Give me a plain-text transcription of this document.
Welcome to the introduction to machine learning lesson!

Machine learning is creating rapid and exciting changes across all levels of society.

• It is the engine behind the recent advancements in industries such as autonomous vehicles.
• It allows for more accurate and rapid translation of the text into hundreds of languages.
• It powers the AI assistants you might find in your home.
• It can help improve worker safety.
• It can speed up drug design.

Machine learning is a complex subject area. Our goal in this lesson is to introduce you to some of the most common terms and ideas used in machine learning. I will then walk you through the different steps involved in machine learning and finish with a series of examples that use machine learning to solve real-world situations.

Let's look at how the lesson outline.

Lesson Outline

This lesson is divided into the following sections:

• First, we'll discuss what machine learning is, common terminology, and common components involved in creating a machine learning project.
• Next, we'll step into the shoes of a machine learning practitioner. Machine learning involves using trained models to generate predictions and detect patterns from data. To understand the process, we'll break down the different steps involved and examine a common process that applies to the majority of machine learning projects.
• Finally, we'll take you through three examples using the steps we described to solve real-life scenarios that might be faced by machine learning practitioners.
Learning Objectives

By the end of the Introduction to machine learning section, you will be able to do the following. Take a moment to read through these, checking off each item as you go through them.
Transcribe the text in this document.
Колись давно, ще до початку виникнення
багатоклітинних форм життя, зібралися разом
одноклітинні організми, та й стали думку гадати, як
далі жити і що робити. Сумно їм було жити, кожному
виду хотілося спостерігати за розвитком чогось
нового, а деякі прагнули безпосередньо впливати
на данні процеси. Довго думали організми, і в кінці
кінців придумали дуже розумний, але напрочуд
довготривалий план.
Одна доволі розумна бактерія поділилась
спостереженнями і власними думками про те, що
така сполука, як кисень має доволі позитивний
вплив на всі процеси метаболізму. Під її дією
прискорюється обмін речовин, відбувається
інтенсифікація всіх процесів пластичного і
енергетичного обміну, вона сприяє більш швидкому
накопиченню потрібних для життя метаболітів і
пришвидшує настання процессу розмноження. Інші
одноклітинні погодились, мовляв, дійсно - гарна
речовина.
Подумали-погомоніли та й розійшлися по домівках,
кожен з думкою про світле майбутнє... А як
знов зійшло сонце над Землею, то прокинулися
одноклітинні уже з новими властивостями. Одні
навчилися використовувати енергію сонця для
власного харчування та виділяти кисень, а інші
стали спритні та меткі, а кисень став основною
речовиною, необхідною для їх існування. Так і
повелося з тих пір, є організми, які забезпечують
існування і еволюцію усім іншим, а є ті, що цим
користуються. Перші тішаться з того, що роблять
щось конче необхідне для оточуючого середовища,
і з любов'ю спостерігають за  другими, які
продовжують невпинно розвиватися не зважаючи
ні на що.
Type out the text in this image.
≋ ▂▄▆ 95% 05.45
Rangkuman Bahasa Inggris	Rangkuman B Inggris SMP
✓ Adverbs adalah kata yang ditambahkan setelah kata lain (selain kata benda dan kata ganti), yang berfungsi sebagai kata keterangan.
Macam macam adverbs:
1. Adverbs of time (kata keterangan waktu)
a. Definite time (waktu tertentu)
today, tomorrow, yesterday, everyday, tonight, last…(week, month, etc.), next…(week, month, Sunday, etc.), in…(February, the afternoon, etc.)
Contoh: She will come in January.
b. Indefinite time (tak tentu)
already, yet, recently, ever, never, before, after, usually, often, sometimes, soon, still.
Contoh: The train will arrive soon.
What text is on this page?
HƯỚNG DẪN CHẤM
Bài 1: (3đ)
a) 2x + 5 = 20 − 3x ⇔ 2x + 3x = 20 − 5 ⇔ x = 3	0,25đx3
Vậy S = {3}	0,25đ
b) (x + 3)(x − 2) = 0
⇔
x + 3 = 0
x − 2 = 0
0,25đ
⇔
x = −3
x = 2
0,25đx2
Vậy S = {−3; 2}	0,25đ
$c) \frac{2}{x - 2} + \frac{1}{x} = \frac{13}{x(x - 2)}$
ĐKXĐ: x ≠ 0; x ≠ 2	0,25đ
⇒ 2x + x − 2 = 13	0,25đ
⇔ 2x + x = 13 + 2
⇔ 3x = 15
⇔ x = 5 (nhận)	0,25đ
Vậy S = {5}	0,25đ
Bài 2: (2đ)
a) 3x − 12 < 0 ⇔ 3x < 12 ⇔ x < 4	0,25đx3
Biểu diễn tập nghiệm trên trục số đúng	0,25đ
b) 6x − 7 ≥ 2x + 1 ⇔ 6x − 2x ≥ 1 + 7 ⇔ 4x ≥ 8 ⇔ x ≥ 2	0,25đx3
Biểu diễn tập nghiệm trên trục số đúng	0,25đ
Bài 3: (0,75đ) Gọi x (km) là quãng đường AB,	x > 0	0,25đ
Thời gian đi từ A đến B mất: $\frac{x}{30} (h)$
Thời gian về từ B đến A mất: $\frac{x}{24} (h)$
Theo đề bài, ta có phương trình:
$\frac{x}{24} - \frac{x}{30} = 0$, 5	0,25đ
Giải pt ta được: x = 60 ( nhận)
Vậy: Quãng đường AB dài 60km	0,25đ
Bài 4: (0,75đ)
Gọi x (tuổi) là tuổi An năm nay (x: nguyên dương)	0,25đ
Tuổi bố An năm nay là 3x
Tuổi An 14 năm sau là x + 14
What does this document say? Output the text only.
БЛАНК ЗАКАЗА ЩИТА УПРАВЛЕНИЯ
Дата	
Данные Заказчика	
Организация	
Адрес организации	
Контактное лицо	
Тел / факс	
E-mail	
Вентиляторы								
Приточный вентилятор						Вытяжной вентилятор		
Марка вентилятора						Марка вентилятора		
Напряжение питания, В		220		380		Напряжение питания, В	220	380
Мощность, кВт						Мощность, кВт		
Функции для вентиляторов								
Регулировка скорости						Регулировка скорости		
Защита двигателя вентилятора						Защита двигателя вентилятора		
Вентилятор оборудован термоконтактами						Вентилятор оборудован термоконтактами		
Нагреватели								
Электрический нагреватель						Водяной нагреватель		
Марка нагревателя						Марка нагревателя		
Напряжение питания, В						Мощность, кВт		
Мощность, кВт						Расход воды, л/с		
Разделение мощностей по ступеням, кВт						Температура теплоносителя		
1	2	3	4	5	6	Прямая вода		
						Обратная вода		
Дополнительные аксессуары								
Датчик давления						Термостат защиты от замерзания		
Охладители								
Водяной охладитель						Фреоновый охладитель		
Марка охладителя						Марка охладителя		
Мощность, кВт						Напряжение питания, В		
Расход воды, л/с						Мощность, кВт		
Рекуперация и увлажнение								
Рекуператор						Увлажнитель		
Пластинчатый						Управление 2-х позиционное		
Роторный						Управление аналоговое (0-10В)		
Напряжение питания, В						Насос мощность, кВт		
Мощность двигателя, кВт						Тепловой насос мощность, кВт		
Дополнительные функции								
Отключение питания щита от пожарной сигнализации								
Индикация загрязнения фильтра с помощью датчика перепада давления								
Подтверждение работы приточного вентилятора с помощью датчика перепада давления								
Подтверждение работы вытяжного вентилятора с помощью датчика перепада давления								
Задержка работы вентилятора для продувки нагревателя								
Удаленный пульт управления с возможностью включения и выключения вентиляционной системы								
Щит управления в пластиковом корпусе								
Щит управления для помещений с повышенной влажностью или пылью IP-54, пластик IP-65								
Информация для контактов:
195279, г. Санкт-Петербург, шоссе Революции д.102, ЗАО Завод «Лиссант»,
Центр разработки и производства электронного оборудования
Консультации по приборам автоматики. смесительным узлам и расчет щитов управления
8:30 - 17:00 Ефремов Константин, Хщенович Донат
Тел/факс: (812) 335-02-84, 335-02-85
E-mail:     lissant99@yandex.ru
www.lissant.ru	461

> What the task asks:
Out of the material above, select every line that holds the string "процеси".

> Exercise result:
на данні процеси. Довго думали організми, і в кінці
вплив на всі процеси метаболізму. Під її дією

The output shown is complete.